Raw records

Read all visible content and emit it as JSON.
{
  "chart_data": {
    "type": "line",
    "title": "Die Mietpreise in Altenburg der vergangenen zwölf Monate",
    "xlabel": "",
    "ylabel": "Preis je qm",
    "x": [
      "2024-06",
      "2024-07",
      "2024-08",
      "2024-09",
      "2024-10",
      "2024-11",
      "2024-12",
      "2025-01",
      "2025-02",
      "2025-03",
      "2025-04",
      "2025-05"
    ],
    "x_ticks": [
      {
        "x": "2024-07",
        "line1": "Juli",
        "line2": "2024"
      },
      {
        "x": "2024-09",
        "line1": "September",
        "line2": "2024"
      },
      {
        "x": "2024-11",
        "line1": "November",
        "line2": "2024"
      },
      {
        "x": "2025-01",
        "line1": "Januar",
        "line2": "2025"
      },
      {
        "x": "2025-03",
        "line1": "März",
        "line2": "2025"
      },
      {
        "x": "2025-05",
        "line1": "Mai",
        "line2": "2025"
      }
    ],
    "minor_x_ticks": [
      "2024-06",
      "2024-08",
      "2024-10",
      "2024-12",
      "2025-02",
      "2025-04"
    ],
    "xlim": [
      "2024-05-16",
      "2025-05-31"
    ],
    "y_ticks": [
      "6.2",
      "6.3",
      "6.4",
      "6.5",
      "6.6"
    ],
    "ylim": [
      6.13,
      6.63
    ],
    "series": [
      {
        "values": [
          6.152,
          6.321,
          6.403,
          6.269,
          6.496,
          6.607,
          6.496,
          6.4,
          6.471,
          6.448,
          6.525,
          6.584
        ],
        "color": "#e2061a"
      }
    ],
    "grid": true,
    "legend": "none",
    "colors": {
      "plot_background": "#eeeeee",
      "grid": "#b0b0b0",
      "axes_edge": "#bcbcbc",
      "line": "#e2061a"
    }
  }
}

#### WORK TO BE COMPLETED
Restate the whole listing exactly.

#### OUTPUT FOR THIS EXERCISE
Read all visible content and emit it as JSON.
{
  "chart_data": {
    "type": "line",
    "title": "Die Mietpreise in Altenburg der vergangenen zwölf Monate",
    "xlabel": "",
    "ylabel": "Preis je qm",
    "x": [
      "2024-06",
      "2024-07",
      "2024-08",
      "2024-09",
      "2024-10",
      "2024-11",
      "2024-12",
      "2025-01",
      "2025-02",
      "2025-03",
      "2025-04",
      "2025-05"
    ],
    "x_ticks": [
      {
        "x": "2024-07",
        "line1": "Juli",
        "line2": "2024"
      },
      {
        "x": "2024-09",
        "line1": "September",
        "line2": "2024"
      },
      {
        "x": "2024-11",
        "line1": "November",
        "line2": "2024"
      },
      {
        "x": "2025-01",
        "line1": "Januar",
        "line2": "2025"
      },
      {
        "x": "2025-03",
        "line1": "März",
        "line2": "2025"
      },
      {
        "x": "2025-05",
        "line1": "Mai",
        "line2": "2025"
      }
    ],
    "minor_x_ticks": [
      "2024-06",
      "2024-08",
      "2024-10",
      "2024-12",
      "2025-02",
      "2025-04"
    ],
    "xlim": [
      "2024-05-16",
      "2025-05-31"
    ],
    "y_ticks": [
      "6.2",
      "6.3",
      "6.4",
      "6.5",
      "6.6"
    ],
    "ylim": [
      6.13,
      6.63
    ],
    "series": [
      {
        "values": [
          6.152,
          6.321,
          6.403,
          6.269,
          6.496,
          6.607,
          6.496,
          6.4,
          6.471,
          6.448,
          6.525,
          6.584
        ],
        "color": "#e2061a"
      }
    ],
    "grid": true,
    "legend": "none",
    "colors": {
      "plot_background": "#eeeeee",
      "grid": "#b0b0b0",
      "axes_edge": "#bcbcbc",
      "line": "#e2061a"
    }
  }
}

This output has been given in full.